EXERCISE
Retype the data exactly, skipping any picture in it.

- - - - - - -

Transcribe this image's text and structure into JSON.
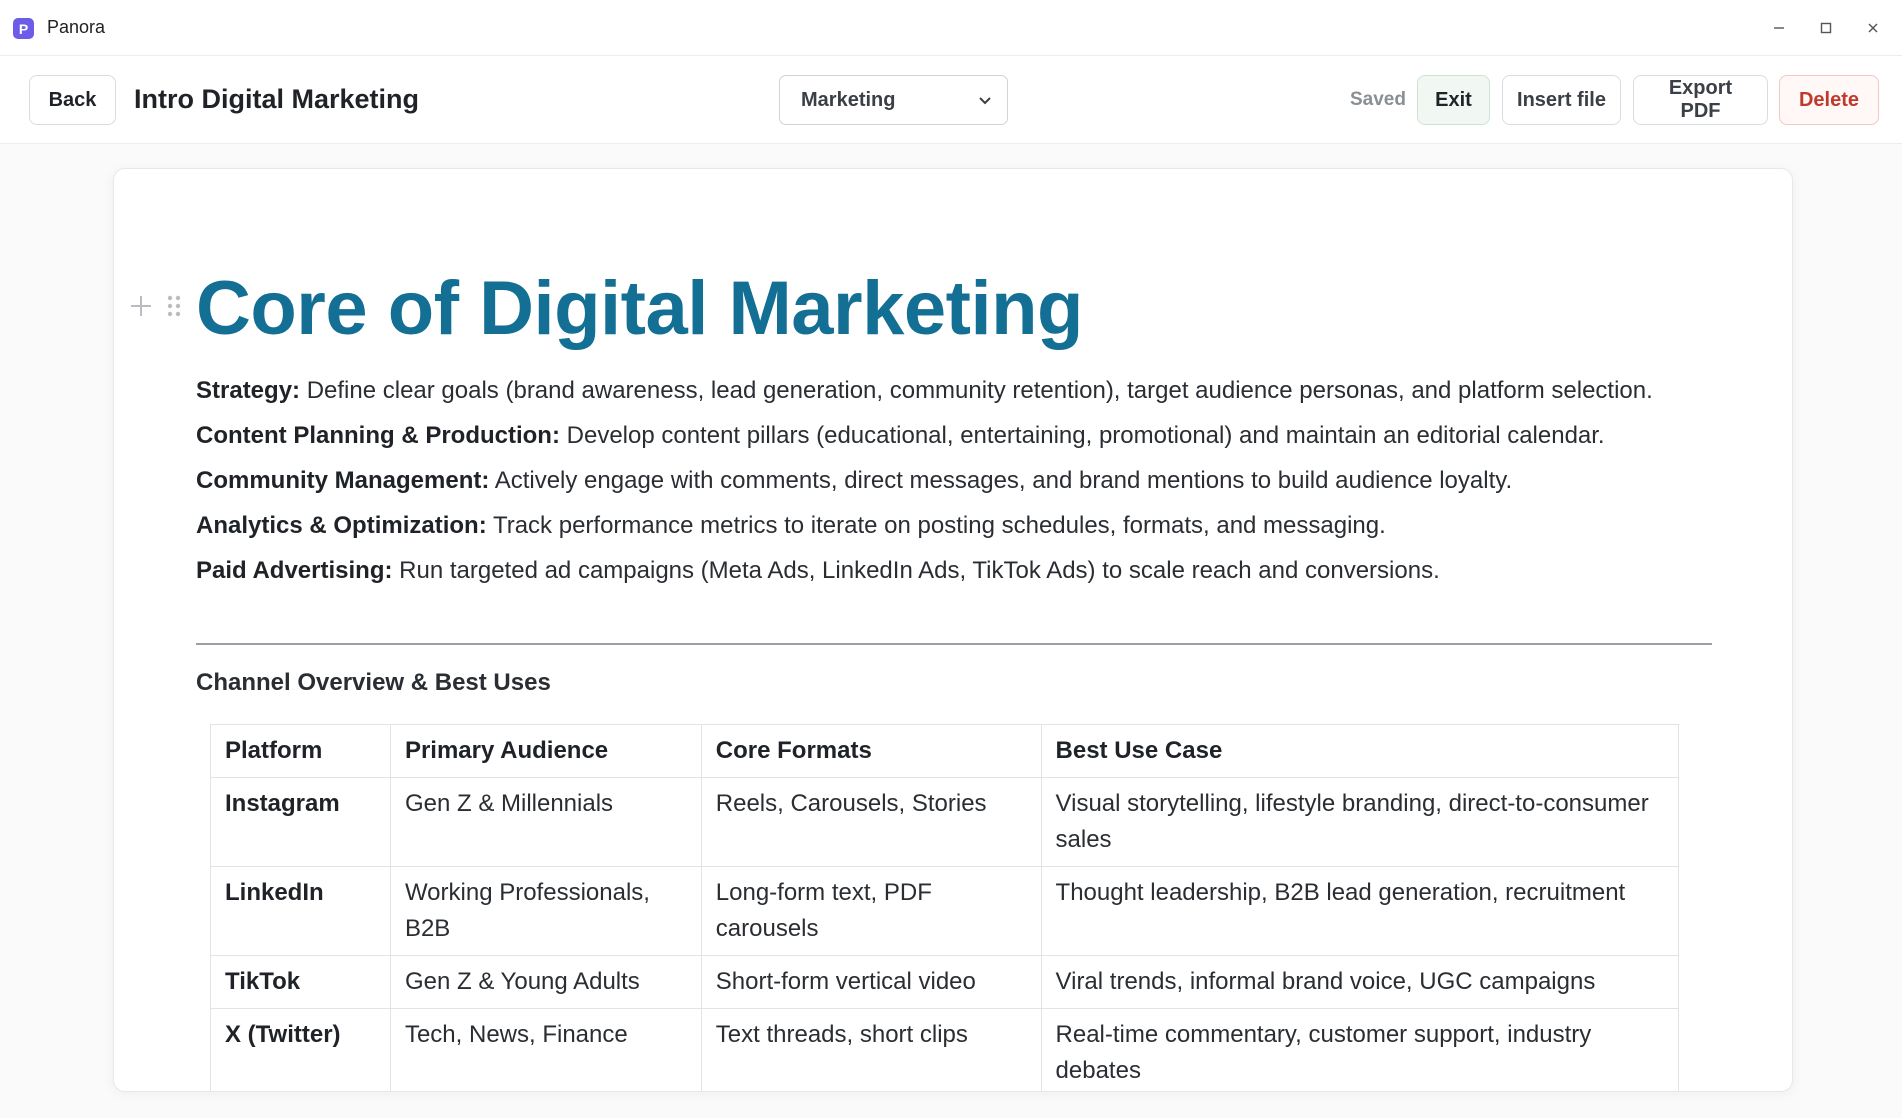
{
  "window": {
    "app_icon_letter": "P",
    "app_title": "Panora"
  },
  "toolbar": {
    "back_label": "Back",
    "doc_title": "Intro Digital Marketing",
    "category_selected": "Marketing",
    "save_status": "Saved",
    "exit_label": "Exit",
    "insert_label": "Insert file",
    "export_label": "Export PDF",
    "delete_label": "Delete"
  },
  "document": {
    "heading": "Core of Digital Marketing",
    "bullets": [
      {
        "term": "Strategy:",
        "text": " Define clear goals (brand awareness, lead generation, community retention), target audience personas, and platform selection."
      },
      {
        "term": "Content Planning & Production:",
        "text": " Develop content pillars (educational, entertaining, promotional) and maintain an editorial calendar."
      },
      {
        "term": "Community Management:",
        "text": " Actively engage with comments, direct messages, and brand mentions to build audience loyalty."
      },
      {
        "term": "Analytics & Optimization:",
        "text": " Track performance metrics to iterate on posting schedules, formats, and messaging."
      },
      {
        "term": "Paid Advertising:",
        "text": " Run targeted ad campaigns (Meta Ads, LinkedIn Ads, TikTok Ads) to scale reach and conversions."
      }
    ],
    "section_title": "Channel Overview & Best Uses",
    "table": {
      "headers": [
        "Platform",
        "Primary Audience",
        "Core Formats",
        "Best Use Case"
      ],
      "rows": [
        [
          "Instagram",
          "Gen Z & Millennials",
          "Reels, Carousels, Stories",
          "Visual storytelling, lifestyle branding, direct-to-consumer sales"
        ],
        [
          "LinkedIn",
          "Working Professionals, B2B",
          "Long-form text, PDF carousels",
          "Thought leadership, B2B lead generation, recruitment"
        ],
        [
          "TikTok",
          "Gen Z & Young Adults",
          "Short-form vertical video",
          "Viral trends, informal brand voice, UGC campaigns"
        ],
        [
          "X (Twitter)",
          "Tech, News, Finance",
          "Text threads, short clips",
          "Real-time commentary, customer support, industry debates"
        ]
      ]
    }
  },
  "colors": {
    "heading": "#136f93",
    "app_icon": "#6c5ce7",
    "delete": "#c0392b",
    "exit_bg": "#f1f8f3"
  },
  "icons": {
    "app": "panora-logo-icon",
    "minimize": "minimize-icon",
    "maximize": "maximize-icon",
    "close": "close-icon",
    "select": "chevron-down-icon",
    "add_block": "plus-icon",
    "drag": "drag-handle-icon"
  }
}
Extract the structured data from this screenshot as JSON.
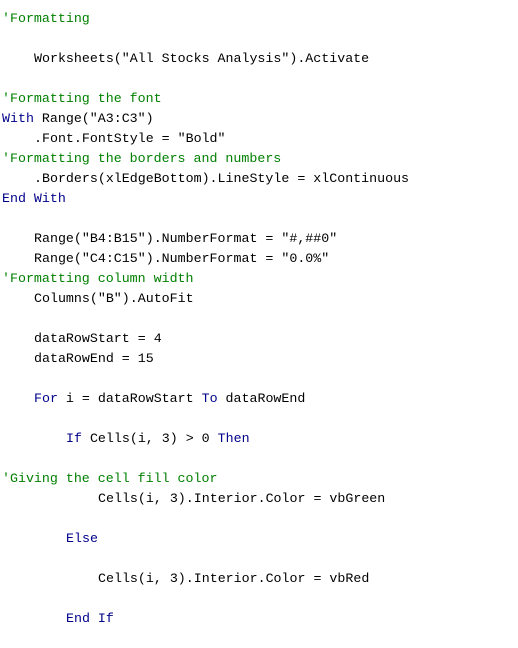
{
  "editor": {
    "colors": {
      "background": "#ffffff",
      "plain": "#000000",
      "comment": "#008000",
      "keyword": "#00008b"
    },
    "lines": [
      {
        "indent": 0,
        "tokens": [
          {
            "type": "comment",
            "text": "'Formatting"
          }
        ]
      },
      {
        "indent": 4,
        "tokens": [
          {
            "type": "plain",
            "text": "Worksheets(\"All Stocks Analysis\").Activate"
          }
        ]
      },
      {
        "indent": 0,
        "tokens": [
          {
            "type": "comment",
            "text": "'Formatting the font"
          }
        ]
      },
      {
        "indent": 0,
        "tokens": [
          {
            "type": "keyword",
            "text": "With"
          },
          {
            "type": "plain",
            "text": " Range(\"A3:C3\")"
          }
        ]
      },
      {
        "indent": 4,
        "tokens": [
          {
            "type": "plain",
            "text": ".Font.FontStyle = \"Bold\""
          }
        ]
      },
      {
        "indent": 0,
        "tokens": [
          {
            "type": "comment",
            "text": "'Formatting the borders and numbers"
          }
        ]
      },
      {
        "indent": 4,
        "tokens": [
          {
            "type": "plain",
            "text": ".Borders(xlEdgeBottom).LineStyle = xlContinuous"
          }
        ]
      },
      {
        "indent": 0,
        "tokens": [
          {
            "type": "keyword",
            "text": "End With"
          }
        ]
      },
      {
        "indent": 4,
        "tokens": [
          {
            "type": "plain",
            "text": "Range(\"B4:B15\").NumberFormat = \"#,##0\""
          }
        ]
      },
      {
        "indent": 4,
        "tokens": [
          {
            "type": "plain",
            "text": "Range(\"C4:C15\").NumberFormat = \"0.0%\""
          }
        ]
      },
      {
        "indent": 0,
        "tokens": [
          {
            "type": "comment",
            "text": "'Formatting column width"
          }
        ]
      },
      {
        "indent": 4,
        "tokens": [
          {
            "type": "plain",
            "text": "Columns(\"B\").AutoFit"
          }
        ]
      },
      {
        "indent": 4,
        "tokens": [
          {
            "type": "plain",
            "text": "dataRowStart = 4"
          }
        ]
      },
      {
        "indent": 4,
        "tokens": [
          {
            "type": "plain",
            "text": "dataRowEnd = 15"
          }
        ]
      },
      {
        "indent": 4,
        "tokens": [
          {
            "type": "keyword",
            "text": "For"
          },
          {
            "type": "plain",
            "text": " i = dataRowStart "
          },
          {
            "type": "keyword",
            "text": "To"
          },
          {
            "type": "plain",
            "text": " dataRowEnd"
          }
        ]
      },
      {
        "indent": 8,
        "tokens": [
          {
            "type": "keyword",
            "text": "If"
          },
          {
            "type": "plain",
            "text": " Cells(i, 3) > 0 "
          },
          {
            "type": "keyword",
            "text": "Then"
          }
        ]
      },
      {
        "indent": 0,
        "tokens": [
          {
            "type": "comment",
            "text": "'Giving the cell fill color"
          }
        ]
      },
      {
        "indent": 12,
        "tokens": [
          {
            "type": "plain",
            "text": "Cells(i, 3).Interior.Color = vbGreen"
          }
        ]
      },
      {
        "indent": 8,
        "tokens": [
          {
            "type": "keyword",
            "text": "Else"
          }
        ]
      },
      {
        "indent": 12,
        "tokens": [
          {
            "type": "plain",
            "text": "Cells(i, 3).Interior.Color = vbRed"
          }
        ]
      },
      {
        "indent": 8,
        "tokens": [
          {
            "type": "keyword",
            "text": "End If"
          }
        ]
      }
    ]
  }
}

- - - - - - -

RESULT
Transcribe this image's text and structure into JSON.
{
  "window": {
    "app_icon_letter": "P",
    "app_title": "Panora"
  },
  "toolbar": {
    "back_label": "Back",
    "doc_title": "Intro Digital Marketing",
    "category_selected": "Marketing",
    "save_status": "Saved",
    "exit_label": "Exit",
    "insert_label": "Insert file",
    "export_label": "Export PDF",
    "delete_label": "Delete"
  },
  "document": {
    "heading": "Core of Digital Marketing",
    "bullets": [
      {
        "term": "Strategy:",
        "text": " Define clear goals (brand awareness, lead generation, community retention), target audience personas, and platform selection."
      },
      {
        "term": "Content Planning & Production:",
        "text": " Develop content pillars (educational, entertaining, promotional) and maintain an editorial calendar."
      },
      {
        "term": "Community Management:",
        "text": " Actively engage with comments, direct messages, and brand mentions to build audience loyalty."
      },
      {
        "term": "Analytics & Optimization:",
        "text": " Track performance metrics to iterate on posting schedules, formats, and messaging."
      },
      {
        "term": "Paid Advertising:",
        "text": " Run targeted ad campaigns (Meta Ads, LinkedIn Ads, TikTok Ads) to scale reach and conversions."
      }
    ],
    "section_title": "Channel Overview & Best Uses",
    "table": {
      "headers": [
        "Platform",
        "Primary Audience",
        "Core Formats",
        "Best Use Case"
      ],
      "rows": [
        [
          "Instagram",
          "Gen Z & Millennials",
          "Reels, Carousels, Stories",
          "Visual storytelling, lifestyle branding, direct-to-consumer sales"
        ],
        [
          "LinkedIn",
          "Working Professionals, B2B",
          "Long-form text, PDF carousels",
          "Thought leadership, B2B lead generation, recruitment"
        ],
        [
          "TikTok",
          "Gen Z & Young Adults",
          "Short-form vertical video",
          "Viral trends, informal brand voice, UGC campaigns"
        ],
        [
          "X (Twitter)",
          "Tech, News, Finance",
          "Text threads, short clips",
          "Real-time commentary, customer support, industry debates"
        ]
      ]
    }
  },
  "colors": {
    "heading": "#136f93",
    "app_icon": "#6c5ce7",
    "delete": "#c0392b",
    "exit_bg": "#f1f8f3"
  },
  "icons": {
    "app": "panora-logo-icon",
    "minimize": "minimize-icon",
    "maximize": "maximize-icon",
    "close": "close-icon",
    "select": "chevron-down-icon",
    "add_block": "plus-icon",
    "drag": "drag-handle-icon"
  }
}
Extract the structured data from this screenshot as JSON.
{
  "editor": {
    "colors": {
      "background": "#ffffff",
      "plain": "#000000",
      "comment": "#008000",
      "keyword": "#00008b"
    },
    "lines": [
      {
        "indent": 0,
        "tokens": [
          {
            "type": "comment",
            "text": "'Formatting"
          }
        ]
      },
      {
        "indent": 4,
        "tokens": [
          {
            "type": "plain",
            "text": "Worksheets(\"All Stocks Analysis\").Activate"
          }
        ]
      },
      {
        "indent": 0,
        "tokens": [
          {
            "type": "comment",
            "text": "'Formatting the font"
          }
        ]
      },
      {
        "indent": 0,
        "tokens": [
          {
            "type": "keyword",
            "text": "With"
          },
          {
            "type": "plain",
            "text": " Range(\"A3:C3\")"
          }
        ]
      },
      {
        "indent": 4,
        "tokens": [
          {
            "type": "plain",
            "text": ".Font.FontStyle = \"Bold\""
          }
        ]
      },
      {
        "indent": 0,
        "tokens": [
          {
            "type": "comment",
            "text": "'Formatting the borders and numbers"
          }
        ]
      },
      {
        "indent": 4,
        "tokens": [
          {
            "type": "plain",
            "text": ".Borders(xlEdgeBottom).LineStyle = xlContinuous"
          }
        ]
      },
      {
        "indent": 0,
        "tokens": [
          {
            "type": "keyword",
            "text": "End With"
          }
        ]
      },
      {
        "indent": 4,
        "tokens": [
          {
            "type": "plain",
            "text": "Range(\"B4:B15\").NumberFormat = \"#,##0\""
          }
        ]
      },
      {
        "indent": 4,
        "tokens": [
          {
            "type": "plain",
            "text": "Range(\"C4:C15\").NumberFormat = \"0.0%\""
          }
        ]
      },
      {
        "indent": 0,
        "tokens": [
          {
            "type": "comment",
            "text": "'Formatting column width"
          }
        ]
      },
      {
        "indent": 4,
        "tokens": [
          {
            "type": "plain",
            "text": "Columns(\"B\").AutoFit"
          }
        ]
      },
      {
        "indent": 4,
        "tokens": [
          {
            "type": "plain",
            "text": "dataRowStart = 4"
          }
        ]
      },
      {
        "indent": 4,
        "tokens": [
          {
            "type": "plain",
            "text": "dataRowEnd = 15"
          }
        ]
      },
      {
        "indent": 4,
        "tokens": [
          {
            "type": "keyword",
            "text": "For"
          },
          {
            "type": "plain",
            "text": " i = dataRowStart "
          },
          {
            "type": "keyword",
            "text": "To"
          },
          {
            "type": "plain",
            "text": " dataRowEnd"
          }
        ]
      },
      {
        "indent": 8,
        "tokens": [
          {
            "type": "keyword",
            "text": "If"
          },
          {
            "type": "plain",
            "text": " Cells(i, 3) > 0 "
          },
          {
            "type": "keyword",
            "text": "Then"
          }
        ]
      },
      {
        "indent": 0,
        "tokens": [
          {
            "type": "comment",
            "text": "'Giving the cell fill color"
          }
        ]
      },
      {
        "indent": 12,
        "tokens": [
          {
            "type": "plain",
            "text": "Cells(i, 3).Interior.Color = vbGreen"
          }
        ]
      },
      {
        "indent": 8,
        "tokens": [
          {
            "type": "keyword",
            "text": "Else"
          }
        ]
      },
      {
        "indent": 12,
        "tokens": [
          {
            "type": "plain",
            "text": "Cells(i, 3).Interior.Color = vbRed"
          }
        ]
      },
      {
        "indent": 8,
        "tokens": [
          {
            "type": "keyword",
            "text": "End If"
          }
        ]
      }
    ]
  }
}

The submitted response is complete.